§ THE TASK: Copy the data exactly as it appears, and do not include any pictures.

§ Some records:
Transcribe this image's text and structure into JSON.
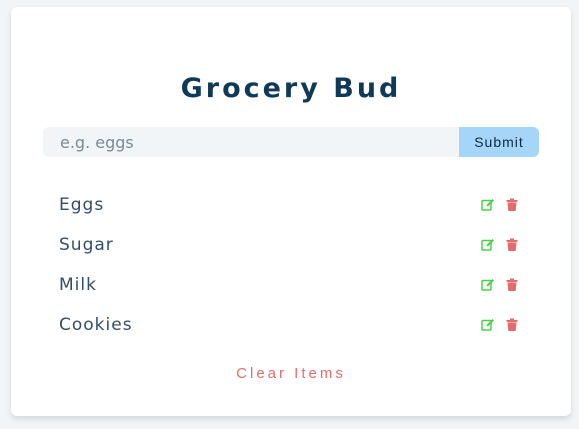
{
  "app": {
    "title": "Grocery Bud"
  },
  "form": {
    "placeholder": "e.g. eggs",
    "submit_label": "Submit"
  },
  "items": [
    {
      "label": "Eggs"
    },
    {
      "label": "Sugar"
    },
    {
      "label": "Milk"
    },
    {
      "label": "Cookies"
    }
  ],
  "footer": {
    "clear_label": "Clear Items"
  },
  "colors": {
    "title": "#0f3a57",
    "submit_bg": "#a5d5f8",
    "edit_icon": "#4cd04a",
    "delete_icon": "#e66b6b",
    "clear_text": "#e66b6b"
  }
}
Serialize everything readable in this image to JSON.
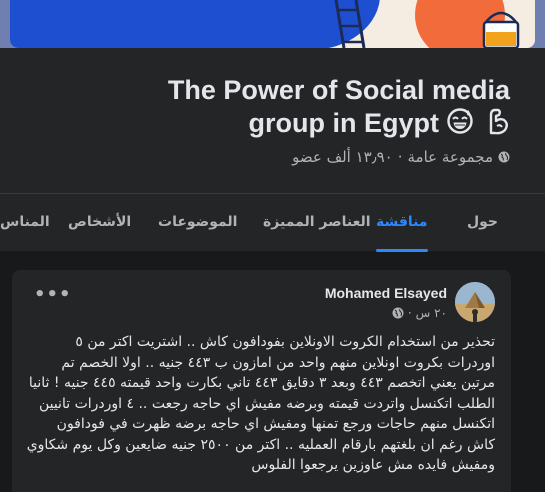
{
  "group": {
    "name": "The Power of Social media group in Egypt",
    "privacy": "مجموعة عامة",
    "members": "١٣٫٩٠ ألف عضو",
    "separator": "·",
    "emojis": [
      "grinning-sweat-face",
      "flexed-biceps"
    ]
  },
  "tabs": [
    {
      "label": "حول",
      "active": false
    },
    {
      "label": "مناقشة",
      "active": true
    },
    {
      "label": "العناصر المميزة",
      "active": false
    },
    {
      "label": "الموضوعات",
      "active": false
    },
    {
      "label": "الأشخاص",
      "active": false
    },
    {
      "label": "المناس",
      "active": false
    }
  ],
  "post": {
    "author": "Mohamed Elsayed",
    "time": "٢٠ س",
    "separator": "·",
    "more_label": "•••",
    "text": "تحذير من استخدام الكروت الاونلاين بفودافون كاش .. اشتريت اكتر من ٥ اوردرات بكروت اونلاين منهم واحد من امازون ب ٤٤٣ جنيه .. اولا الخصم تم مرتين يعني اتخصم ٤٤٣ وبعد ٣ دقايق ٤٤٣ تاني بكارت واحد قيمته ٤٤٥ جنيه ! ثانيا الطلب اتكنسل واتردت قيمته وبرضه مفيش اي حاجه رجعت .. ٤ اوردرات تانيين اتكنسل منهم حاجات ورجع تمنها ومفيش اي حاجه برضه ظهرت في فودافون كاش رغم ان بلغتهم بارقام العمليه .. اكتر من ٢٥٠٠ جنيه ضايعين وكل يوم شكاوي ومفيش فايده مش عاوزين يرجعوا الفلوس"
  },
  "colors": {
    "background": "#18191a",
    "surface": "#242526",
    "accent": "#2d88ff",
    "text_primary": "#e4e6eb",
    "text_secondary": "#b0b3b8"
  }
}
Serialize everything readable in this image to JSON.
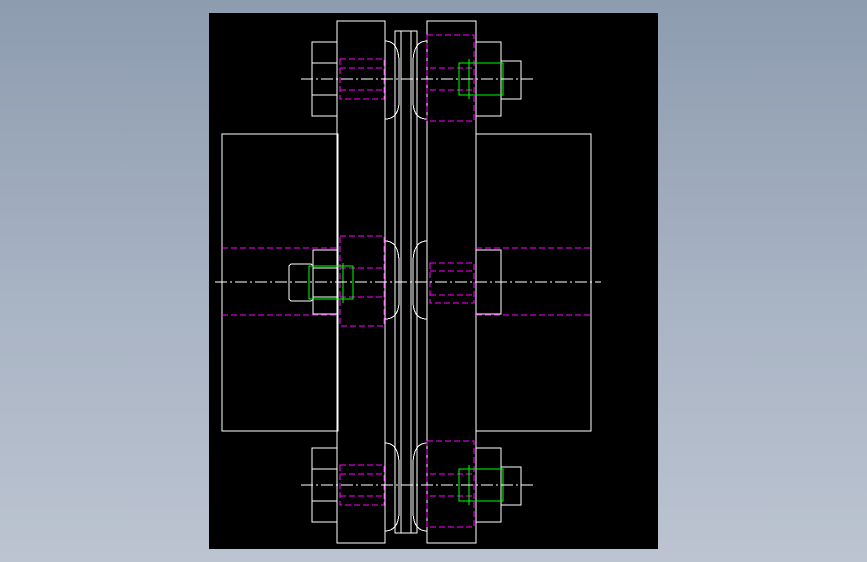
{
  "window": {
    "background_gradient": [
      "#8e9cb0",
      "#bcc4d1"
    ]
  },
  "viewport": {
    "background": "#000000"
  },
  "drawing": {
    "subject": "flexible-coupling-side-view",
    "layer_colors": {
      "outline": "#ffffff",
      "hidden_lines": "#ff00ff",
      "thread_detail": "#00ff00",
      "center_lines": "#ffffff"
    }
  }
}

§ TASK ANSWER:
Transcribe this image's text and structure into JSON.
{
  "app": {
    "title": "Grocery Bud"
  },
  "form": {
    "placeholder": "e.g. eggs",
    "submit_label": "Submit"
  },
  "items": [
    {
      "label": "Eggs"
    },
    {
      "label": "Sugar"
    },
    {
      "label": "Milk"
    },
    {
      "label": "Cookies"
    }
  ],
  "footer": {
    "clear_label": "Clear Items"
  },
  "colors": {
    "title": "#0f3a57",
    "submit_bg": "#a5d5f8",
    "edit_icon": "#4cd04a",
    "delete_icon": "#e66b6b",
    "clear_text": "#e66b6b"
  }
}
Serialize everything readable in this image to JSON.
{
  "group": {
    "name": "The Power of Social media group in Egypt",
    "privacy": "مجموعة عامة",
    "members": "١٣٫٩٠ ألف عضو",
    "separator": "·",
    "emojis": [
      "grinning-sweat-face",
      "flexed-biceps"
    ]
  },
  "tabs": [
    {
      "label": "حول",
      "active": false
    },
    {
      "label": "مناقشة",
      "active": true
    },
    {
      "label": "العناصر المميزة",
      "active": false
    },
    {
      "label": "الموضوعات",
      "active": false
    },
    {
      "label": "الأشخاص",
      "active": false
    },
    {
      "label": "المناس",
      "active": false
    }
  ],
  "post": {
    "author": "Mohamed Elsayed",
    "time": "٢٠ س",
    "separator": "·",
    "more_label": "•••",
    "text": "تحذير من استخدام الكروت الاونلاين بفودافون كاش .. اشتريت اكتر من ٥ اوردرات بكروت اونلاين منهم واحد من امازون ب ٤٤٣ جنيه .. اولا الخصم تم مرتين يعني اتخصم ٤٤٣ وبعد ٣ دقايق ٤٤٣ تاني بكارت واحد قيمته ٤٤٥ جنيه ! ثانيا الطلب اتكنسل واتردت قيمته وبرضه مفيش اي حاجه رجعت .. ٤ اوردرات تانيين اتكنسل منهم حاجات ورجع تمنها ومفيش اي حاجه برضه ظهرت في فودافون كاش رغم ان بلغتهم بارقام العمليه .. اكتر من ٢٥٠٠ جنيه ضايعين وكل يوم شكاوي ومفيش فايده مش عاوزين يرجعوا الفلوس"
  },
  "colors": {
    "background": "#18191a",
    "surface": "#242526",
    "accent": "#2d88ff",
    "text_primary": "#e4e6eb",
    "text_secondary": "#b0b3b8"
  }
}
Serialize everything readable in this image to JSON.
{
  "window": {
    "background_gradient": [
      "#8e9cb0",
      "#bcc4d1"
    ]
  },
  "viewport": {
    "background": "#000000"
  },
  "drawing": {
    "subject": "flexible-coupling-side-view",
    "layer_colors": {
      "outline": "#ffffff",
      "hidden_lines": "#ff00ff",
      "thread_detail": "#00ff00",
      "center_lines": "#ffffff"
    }
  }
}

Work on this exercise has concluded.